-------- Data for this exercise --------

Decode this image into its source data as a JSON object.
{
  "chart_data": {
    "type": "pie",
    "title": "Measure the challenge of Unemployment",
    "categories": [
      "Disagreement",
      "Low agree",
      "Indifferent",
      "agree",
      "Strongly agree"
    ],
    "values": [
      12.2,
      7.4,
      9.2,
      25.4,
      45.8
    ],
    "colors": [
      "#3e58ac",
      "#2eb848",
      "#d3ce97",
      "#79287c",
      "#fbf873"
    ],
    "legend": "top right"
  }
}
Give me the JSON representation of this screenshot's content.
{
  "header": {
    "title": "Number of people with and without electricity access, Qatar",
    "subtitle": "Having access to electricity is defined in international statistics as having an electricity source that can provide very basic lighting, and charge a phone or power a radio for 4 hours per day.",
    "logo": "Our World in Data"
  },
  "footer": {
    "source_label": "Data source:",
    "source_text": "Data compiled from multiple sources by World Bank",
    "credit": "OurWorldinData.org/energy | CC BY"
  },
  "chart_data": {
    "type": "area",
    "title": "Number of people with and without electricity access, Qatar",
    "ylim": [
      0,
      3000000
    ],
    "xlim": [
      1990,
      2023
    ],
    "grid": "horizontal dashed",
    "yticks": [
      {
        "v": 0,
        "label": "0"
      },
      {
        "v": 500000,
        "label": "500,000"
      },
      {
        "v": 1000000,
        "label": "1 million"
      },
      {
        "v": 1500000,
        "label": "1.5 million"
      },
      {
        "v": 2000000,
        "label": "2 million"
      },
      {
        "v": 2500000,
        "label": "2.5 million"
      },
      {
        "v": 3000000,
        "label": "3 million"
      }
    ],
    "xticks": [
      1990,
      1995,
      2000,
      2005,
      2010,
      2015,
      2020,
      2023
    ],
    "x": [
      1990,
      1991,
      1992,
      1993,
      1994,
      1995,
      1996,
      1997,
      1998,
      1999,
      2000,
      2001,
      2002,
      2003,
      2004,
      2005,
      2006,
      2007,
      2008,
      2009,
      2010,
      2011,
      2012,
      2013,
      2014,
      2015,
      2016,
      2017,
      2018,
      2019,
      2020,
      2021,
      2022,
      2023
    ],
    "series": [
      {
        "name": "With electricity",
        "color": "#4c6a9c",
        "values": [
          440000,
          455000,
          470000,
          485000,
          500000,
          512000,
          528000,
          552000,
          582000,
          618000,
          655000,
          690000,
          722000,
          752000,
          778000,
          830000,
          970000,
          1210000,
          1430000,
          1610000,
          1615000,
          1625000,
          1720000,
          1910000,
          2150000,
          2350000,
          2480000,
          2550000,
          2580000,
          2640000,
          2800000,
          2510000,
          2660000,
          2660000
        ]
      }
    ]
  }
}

--------

Type out the material again exactly as presented.

Decode this image into its source data as a JSON object.
{
  "chart_data": {
    "type": "pie",
    "title": "Measure the challenge of Unemployment",
    "categories": [
      "Disagreement",
      "Low agree",
      "Indifferent",
      "agree",
      "Strongly agree"
    ],
    "values": [
      12.2,
      7.4,
      9.2,
      25.4,
      45.8
    ],
    "colors": [
      "#3e58ac",
      "#2eb848",
      "#d3ce97",
      "#79287c",
      "#fbf873"
    ],
    "legend": "top right"
  }
}
Give me the JSON representation of this screenshot's content.
{
  "header": {
    "title": "Number of people with and without electricity access, Qatar",
    "subtitle": "Having access to electricity is defined in international statistics as having an electricity source that can provide very basic lighting, and charge a phone or power a radio for 4 hours per day.",
    "logo": "Our World in Data"
  },
  "footer": {
    "source_label": "Data source:",
    "source_text": "Data compiled from multiple sources by World Bank",
    "credit": "OurWorldinData.org/energy | CC BY"
  },
  "chart_data": {
    "type": "area",
    "title": "Number of people with and without electricity access, Qatar",
    "ylim": [
      0,
      3000000
    ],
    "xlim": [
      1990,
      2023
    ],
    "grid": "horizontal dashed",
    "yticks": [
      {
        "v": 0,
        "label": "0"
      },
      {
        "v": 500000,
        "label": "500,000"
      },
      {
        "v": 1000000,
        "label": "1 million"
      },
      {
        "v": 1500000,
        "label": "1.5 million"
      },
      {
        "v": 2000000,
        "label": "2 million"
      },
      {
        "v": 2500000,
        "label": "2.5 million"
      },
      {
        "v": 3000000,
        "label": "3 million"
      }
    ],
    "xticks": [
      1990,
      1995,
      2000,
      2005,
      2010,
      2015,
      2020,
      2023
    ],
    "x": [
      1990,
      1991,
      1992,
      1993,
      1994,
      1995,
      1996,
      1997,
      1998,
      1999,
      2000,
      2001,
      2002,
      2003,
      2004,
      2005,
      2006,
      2007,
      2008,
      2009,
      2010,
      2011,
      2012,
      2013,
      2014,
      2015,
      2016,
      2017,
      2018,
      2019,
      2020,
      2021,
      2022,
      2023
    ],
    "series": [
      {
        "name": "With electricity",
        "color": "#4c6a9c",
        "values": [
          440000,
          455000,
          470000,
          485000,
          500000,
          512000,
          528000,
          552000,
          582000,
          618000,
          655000,
          690000,
          722000,
          752000,
          778000,
          830000,
          970000,
          1210000,
          1430000,
          1610000,
          1615000,
          1625000,
          1720000,
          1910000,
          2150000,
          2350000,
          2480000,
          2550000,
          2580000,
          2640000,
          2800000,
          2510000,
          2660000,
          2660000
        ]
      }
    ]
  }
}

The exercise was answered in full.